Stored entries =
_ _ _ _

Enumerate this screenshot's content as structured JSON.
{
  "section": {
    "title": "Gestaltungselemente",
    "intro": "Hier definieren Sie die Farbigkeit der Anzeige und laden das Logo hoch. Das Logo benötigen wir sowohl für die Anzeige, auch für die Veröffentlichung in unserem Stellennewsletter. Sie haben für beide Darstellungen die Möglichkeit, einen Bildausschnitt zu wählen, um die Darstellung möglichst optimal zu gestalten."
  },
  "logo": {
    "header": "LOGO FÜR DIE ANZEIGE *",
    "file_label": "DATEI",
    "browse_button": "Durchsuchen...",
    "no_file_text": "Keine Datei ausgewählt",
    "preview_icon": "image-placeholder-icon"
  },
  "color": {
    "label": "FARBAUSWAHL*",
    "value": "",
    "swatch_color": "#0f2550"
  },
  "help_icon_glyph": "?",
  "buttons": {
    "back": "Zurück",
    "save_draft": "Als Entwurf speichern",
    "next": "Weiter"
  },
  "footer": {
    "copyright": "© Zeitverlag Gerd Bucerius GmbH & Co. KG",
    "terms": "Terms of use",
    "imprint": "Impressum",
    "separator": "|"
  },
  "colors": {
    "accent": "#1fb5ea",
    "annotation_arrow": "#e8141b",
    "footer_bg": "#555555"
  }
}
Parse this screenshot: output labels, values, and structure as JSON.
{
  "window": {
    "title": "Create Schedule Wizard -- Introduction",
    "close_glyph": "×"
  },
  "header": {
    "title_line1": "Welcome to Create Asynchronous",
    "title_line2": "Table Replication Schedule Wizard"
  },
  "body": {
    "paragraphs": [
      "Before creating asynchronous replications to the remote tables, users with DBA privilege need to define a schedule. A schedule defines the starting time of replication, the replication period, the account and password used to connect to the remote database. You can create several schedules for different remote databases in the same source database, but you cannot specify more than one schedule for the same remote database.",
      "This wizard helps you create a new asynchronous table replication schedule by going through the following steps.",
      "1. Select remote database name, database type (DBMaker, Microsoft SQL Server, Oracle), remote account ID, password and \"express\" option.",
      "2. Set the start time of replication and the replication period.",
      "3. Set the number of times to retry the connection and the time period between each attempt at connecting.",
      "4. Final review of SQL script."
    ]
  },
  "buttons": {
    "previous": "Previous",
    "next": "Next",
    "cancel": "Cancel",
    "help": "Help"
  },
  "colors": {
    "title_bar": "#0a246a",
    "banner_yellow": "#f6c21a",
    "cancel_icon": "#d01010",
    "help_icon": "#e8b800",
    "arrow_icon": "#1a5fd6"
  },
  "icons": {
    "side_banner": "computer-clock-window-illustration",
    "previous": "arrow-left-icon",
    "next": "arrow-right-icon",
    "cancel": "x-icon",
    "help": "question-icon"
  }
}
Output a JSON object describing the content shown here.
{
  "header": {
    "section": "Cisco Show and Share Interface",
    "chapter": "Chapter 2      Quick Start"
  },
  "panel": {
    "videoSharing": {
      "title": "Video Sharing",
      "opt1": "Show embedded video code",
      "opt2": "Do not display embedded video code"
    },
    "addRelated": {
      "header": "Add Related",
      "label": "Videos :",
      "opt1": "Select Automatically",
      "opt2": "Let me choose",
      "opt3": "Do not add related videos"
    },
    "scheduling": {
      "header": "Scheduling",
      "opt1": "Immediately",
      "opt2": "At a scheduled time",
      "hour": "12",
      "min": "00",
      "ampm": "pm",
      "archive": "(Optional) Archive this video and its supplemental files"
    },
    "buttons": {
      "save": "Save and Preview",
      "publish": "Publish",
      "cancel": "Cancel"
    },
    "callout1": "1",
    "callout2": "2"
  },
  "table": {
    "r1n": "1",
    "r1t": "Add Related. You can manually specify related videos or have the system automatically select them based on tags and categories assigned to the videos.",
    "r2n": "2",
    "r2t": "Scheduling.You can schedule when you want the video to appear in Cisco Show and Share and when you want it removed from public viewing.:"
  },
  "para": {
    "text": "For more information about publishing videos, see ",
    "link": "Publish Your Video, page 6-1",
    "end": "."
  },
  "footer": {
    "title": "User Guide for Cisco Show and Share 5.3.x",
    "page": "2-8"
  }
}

_ _ _ _

Task details = Return all of the entries exactly as written.

Task result =
Enumerate this screenshot's content as structured JSON.
{
  "section": {
    "title": "Gestaltungselemente",
    "intro": "Hier definieren Sie die Farbigkeit der Anzeige und laden das Logo hoch. Das Logo benötigen wir sowohl für die Anzeige, auch für die Veröffentlichung in unserem Stellennewsletter. Sie haben für beide Darstellungen die Möglichkeit, einen Bildausschnitt zu wählen, um die Darstellung möglichst optimal zu gestalten."
  },
  "logo": {
    "header": "LOGO FÜR DIE ANZEIGE *",
    "file_label": "DATEI",
    "browse_button": "Durchsuchen...",
    "no_file_text": "Keine Datei ausgewählt",
    "preview_icon": "image-placeholder-icon"
  },
  "color": {
    "label": "FARBAUSWAHL*",
    "value": "",
    "swatch_color": "#0f2550"
  },
  "help_icon_glyph": "?",
  "buttons": {
    "back": "Zurück",
    "save_draft": "Als Entwurf speichern",
    "next": "Weiter"
  },
  "footer": {
    "copyright": "© Zeitverlag Gerd Bucerius GmbH & Co. KG",
    "terms": "Terms of use",
    "imprint": "Impressum",
    "separator": "|"
  },
  "colors": {
    "accent": "#1fb5ea",
    "annotation_arrow": "#e8141b",
    "footer_bg": "#555555"
  }
}
Parse this screenshot: output labels, values, and structure as JSON.
{
  "window": {
    "title": "Create Schedule Wizard -- Introduction",
    "close_glyph": "×"
  },
  "header": {
    "title_line1": "Welcome to Create Asynchronous",
    "title_line2": "Table Replication Schedule Wizard"
  },
  "body": {
    "paragraphs": [
      "Before creating asynchronous replications to the remote tables, users with DBA privilege need to define a schedule. A schedule defines the starting time of replication, the replication period, the account and password used to connect to the remote database. You can create several schedules for different remote databases in the same source database, but you cannot specify more than one schedule for the same remote database.",
      "This wizard helps you create a new asynchronous table replication schedule by going through the following steps.",
      "1. Select remote database name, database type (DBMaker, Microsoft SQL Server, Oracle), remote account ID, password and \"express\" option.",
      "2. Set the start time of replication and the replication period.",
      "3. Set the number of times to retry the connection and the time period between each attempt at connecting.",
      "4. Final review of SQL script."
    ]
  },
  "buttons": {
    "previous": "Previous",
    "next": "Next",
    "cancel": "Cancel",
    "help": "Help"
  },
  "colors": {
    "title_bar": "#0a246a",
    "banner_yellow": "#f6c21a",
    "cancel_icon": "#d01010",
    "help_icon": "#e8b800",
    "arrow_icon": "#1a5fd6"
  },
  "icons": {
    "side_banner": "computer-clock-window-illustration",
    "previous": "arrow-left-icon",
    "next": "arrow-right-icon",
    "cancel": "x-icon",
    "help": "question-icon"
  }
}
Output a JSON object describing the content shown here.
{
  "header": {
    "section": "Cisco Show and Share Interface",
    "chapter": "Chapter 2      Quick Start"
  },
  "panel": {
    "videoSharing": {
      "title": "Video Sharing",
      "opt1": "Show embedded video code",
      "opt2": "Do not display embedded video code"
    },
    "addRelated": {
      "header": "Add Related",
      "label": "Videos :",
      "opt1": "Select Automatically",
      "opt2": "Let me choose",
      "opt3": "Do not add related videos"
    },
    "scheduling": {
      "header": "Scheduling",
      "opt1": "Immediately",
      "opt2": "At a scheduled time",
      "hour": "12",
      "min": "00",
      "ampm": "pm",
      "archive": "(Optional) Archive this video and its supplemental files"
    },
    "buttons": {
      "save": "Save and Preview",
      "publish": "Publish",
      "cancel": "Cancel"
    },
    "callout1": "1",
    "callout2": "2"
  },
  "table": {
    "r1n": "1",
    "r1t": "Add Related. You can manually specify related videos or have the system automatically select them based on tags and categories assigned to the videos.",
    "r2n": "2",
    "r2t": "Scheduling.You can schedule when you want the video to appear in Cisco Show and Share and when you want it removed from public viewing.:"
  },
  "para": {
    "text": "For more information about publishing videos, see ",
    "link": "Publish Your Video, page 6-1",
    "end": "."
  },
  "footer": {
    "title": "User Guide for Cisco Show and Share 5.3.x",
    "page": "2-8"
  }
}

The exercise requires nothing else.